◆ Task to carry out ◆
Pull out from the material below all lines with "marker".

======== Dataset rows ========

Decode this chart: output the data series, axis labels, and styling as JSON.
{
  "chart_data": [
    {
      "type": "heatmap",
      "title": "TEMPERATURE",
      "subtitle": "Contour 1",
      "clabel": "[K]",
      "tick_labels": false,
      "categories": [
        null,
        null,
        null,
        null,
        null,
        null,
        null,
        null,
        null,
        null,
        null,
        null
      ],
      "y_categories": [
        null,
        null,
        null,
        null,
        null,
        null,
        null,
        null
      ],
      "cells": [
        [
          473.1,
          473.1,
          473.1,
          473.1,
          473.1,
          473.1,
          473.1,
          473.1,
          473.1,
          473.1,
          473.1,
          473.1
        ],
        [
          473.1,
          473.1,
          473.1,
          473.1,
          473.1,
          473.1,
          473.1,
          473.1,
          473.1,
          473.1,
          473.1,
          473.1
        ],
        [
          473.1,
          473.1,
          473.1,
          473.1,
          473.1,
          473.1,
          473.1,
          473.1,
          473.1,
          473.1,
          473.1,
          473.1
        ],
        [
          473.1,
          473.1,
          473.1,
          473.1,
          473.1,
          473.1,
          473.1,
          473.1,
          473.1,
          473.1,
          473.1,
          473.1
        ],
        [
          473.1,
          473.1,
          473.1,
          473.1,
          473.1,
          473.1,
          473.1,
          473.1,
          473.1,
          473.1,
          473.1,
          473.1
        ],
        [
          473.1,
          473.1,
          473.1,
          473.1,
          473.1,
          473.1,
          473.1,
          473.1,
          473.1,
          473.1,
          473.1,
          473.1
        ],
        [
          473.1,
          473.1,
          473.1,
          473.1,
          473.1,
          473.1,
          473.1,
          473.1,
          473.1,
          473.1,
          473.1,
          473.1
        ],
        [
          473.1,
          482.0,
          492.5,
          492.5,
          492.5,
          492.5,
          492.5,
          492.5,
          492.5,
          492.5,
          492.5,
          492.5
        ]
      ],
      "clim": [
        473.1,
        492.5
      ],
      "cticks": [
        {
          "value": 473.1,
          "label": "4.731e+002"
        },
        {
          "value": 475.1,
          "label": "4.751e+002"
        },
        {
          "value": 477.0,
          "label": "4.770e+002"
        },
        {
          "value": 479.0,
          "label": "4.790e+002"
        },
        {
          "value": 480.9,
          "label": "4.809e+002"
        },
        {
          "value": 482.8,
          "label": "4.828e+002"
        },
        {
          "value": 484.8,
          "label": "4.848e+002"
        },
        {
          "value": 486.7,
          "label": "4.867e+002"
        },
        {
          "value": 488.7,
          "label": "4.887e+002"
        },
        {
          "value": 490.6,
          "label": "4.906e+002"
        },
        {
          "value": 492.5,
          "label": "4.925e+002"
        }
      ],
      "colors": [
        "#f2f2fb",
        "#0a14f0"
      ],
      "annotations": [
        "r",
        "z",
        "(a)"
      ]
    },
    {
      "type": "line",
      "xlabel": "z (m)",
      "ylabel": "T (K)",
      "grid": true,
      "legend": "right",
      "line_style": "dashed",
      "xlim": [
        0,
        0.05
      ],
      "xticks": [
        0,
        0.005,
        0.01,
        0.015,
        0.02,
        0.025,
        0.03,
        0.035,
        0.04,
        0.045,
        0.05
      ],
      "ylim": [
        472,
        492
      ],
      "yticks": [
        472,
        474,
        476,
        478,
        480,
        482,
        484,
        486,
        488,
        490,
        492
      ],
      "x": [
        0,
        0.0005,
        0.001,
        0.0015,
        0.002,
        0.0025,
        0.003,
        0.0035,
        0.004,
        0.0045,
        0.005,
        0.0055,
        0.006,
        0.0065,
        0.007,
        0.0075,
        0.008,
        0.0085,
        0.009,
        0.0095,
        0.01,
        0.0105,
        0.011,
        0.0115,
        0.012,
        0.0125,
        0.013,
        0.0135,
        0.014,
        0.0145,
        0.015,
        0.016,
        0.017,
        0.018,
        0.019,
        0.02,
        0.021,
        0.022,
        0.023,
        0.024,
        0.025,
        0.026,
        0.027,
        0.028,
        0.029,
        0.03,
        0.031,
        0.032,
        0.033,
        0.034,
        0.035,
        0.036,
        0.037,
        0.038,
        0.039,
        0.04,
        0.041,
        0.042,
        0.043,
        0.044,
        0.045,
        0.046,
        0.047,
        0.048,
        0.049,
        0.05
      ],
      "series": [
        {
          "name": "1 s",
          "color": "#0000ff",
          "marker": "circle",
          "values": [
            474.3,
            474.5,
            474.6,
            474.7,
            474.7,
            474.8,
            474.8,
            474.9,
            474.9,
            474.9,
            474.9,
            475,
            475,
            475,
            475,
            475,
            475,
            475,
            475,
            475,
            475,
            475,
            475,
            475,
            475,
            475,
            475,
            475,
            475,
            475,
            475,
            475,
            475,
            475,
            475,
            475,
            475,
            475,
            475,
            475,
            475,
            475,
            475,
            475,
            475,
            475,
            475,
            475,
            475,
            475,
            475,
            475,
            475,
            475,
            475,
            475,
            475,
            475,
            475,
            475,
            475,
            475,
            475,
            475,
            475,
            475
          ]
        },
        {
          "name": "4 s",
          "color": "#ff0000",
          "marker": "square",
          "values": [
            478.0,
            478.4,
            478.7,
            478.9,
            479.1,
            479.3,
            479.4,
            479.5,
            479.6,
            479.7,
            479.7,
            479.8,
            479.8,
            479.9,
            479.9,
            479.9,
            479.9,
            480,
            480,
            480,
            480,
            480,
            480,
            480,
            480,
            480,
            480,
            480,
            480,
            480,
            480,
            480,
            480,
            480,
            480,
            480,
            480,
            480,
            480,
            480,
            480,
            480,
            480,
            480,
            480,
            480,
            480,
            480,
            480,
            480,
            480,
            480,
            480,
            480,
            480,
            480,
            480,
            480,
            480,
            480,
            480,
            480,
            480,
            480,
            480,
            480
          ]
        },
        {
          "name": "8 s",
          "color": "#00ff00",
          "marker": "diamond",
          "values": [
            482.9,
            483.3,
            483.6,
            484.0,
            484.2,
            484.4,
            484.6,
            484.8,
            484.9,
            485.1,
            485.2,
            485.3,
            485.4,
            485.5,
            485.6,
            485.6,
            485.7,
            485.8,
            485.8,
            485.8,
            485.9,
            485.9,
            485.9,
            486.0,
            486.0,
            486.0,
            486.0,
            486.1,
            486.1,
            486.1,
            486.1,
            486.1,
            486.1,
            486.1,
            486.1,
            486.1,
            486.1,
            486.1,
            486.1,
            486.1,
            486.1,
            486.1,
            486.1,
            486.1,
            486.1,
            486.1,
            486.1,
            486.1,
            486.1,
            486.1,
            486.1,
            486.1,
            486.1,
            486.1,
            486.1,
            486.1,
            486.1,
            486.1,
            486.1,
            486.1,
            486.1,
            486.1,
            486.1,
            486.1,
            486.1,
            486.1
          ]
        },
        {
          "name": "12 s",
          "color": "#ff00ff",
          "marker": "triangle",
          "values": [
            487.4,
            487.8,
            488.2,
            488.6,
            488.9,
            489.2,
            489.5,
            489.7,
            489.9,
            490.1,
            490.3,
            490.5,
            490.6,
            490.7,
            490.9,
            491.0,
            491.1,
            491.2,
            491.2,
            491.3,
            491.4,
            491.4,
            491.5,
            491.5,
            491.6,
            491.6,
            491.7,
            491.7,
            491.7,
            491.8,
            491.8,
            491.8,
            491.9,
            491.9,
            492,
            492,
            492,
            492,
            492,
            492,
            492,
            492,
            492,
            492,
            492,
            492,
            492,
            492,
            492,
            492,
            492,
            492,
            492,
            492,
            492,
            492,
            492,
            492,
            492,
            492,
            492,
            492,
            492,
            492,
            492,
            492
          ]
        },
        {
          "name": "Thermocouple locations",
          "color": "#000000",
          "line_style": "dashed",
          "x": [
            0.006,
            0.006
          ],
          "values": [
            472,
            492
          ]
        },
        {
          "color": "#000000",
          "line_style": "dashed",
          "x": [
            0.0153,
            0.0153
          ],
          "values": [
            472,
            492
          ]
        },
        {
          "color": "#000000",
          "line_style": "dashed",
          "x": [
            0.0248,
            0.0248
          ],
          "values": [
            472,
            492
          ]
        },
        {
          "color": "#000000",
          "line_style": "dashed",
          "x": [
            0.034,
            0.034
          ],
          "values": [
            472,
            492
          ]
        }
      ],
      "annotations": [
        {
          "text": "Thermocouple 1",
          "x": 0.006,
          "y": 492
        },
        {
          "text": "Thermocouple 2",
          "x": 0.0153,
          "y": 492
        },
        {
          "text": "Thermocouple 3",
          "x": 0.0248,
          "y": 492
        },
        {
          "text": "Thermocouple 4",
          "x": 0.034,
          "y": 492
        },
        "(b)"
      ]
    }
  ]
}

========

◆ Result of the exercise ◆
          "marker": "circle",
          "marker": "square",
          "marker": "diamond",
          "marker": "triangle",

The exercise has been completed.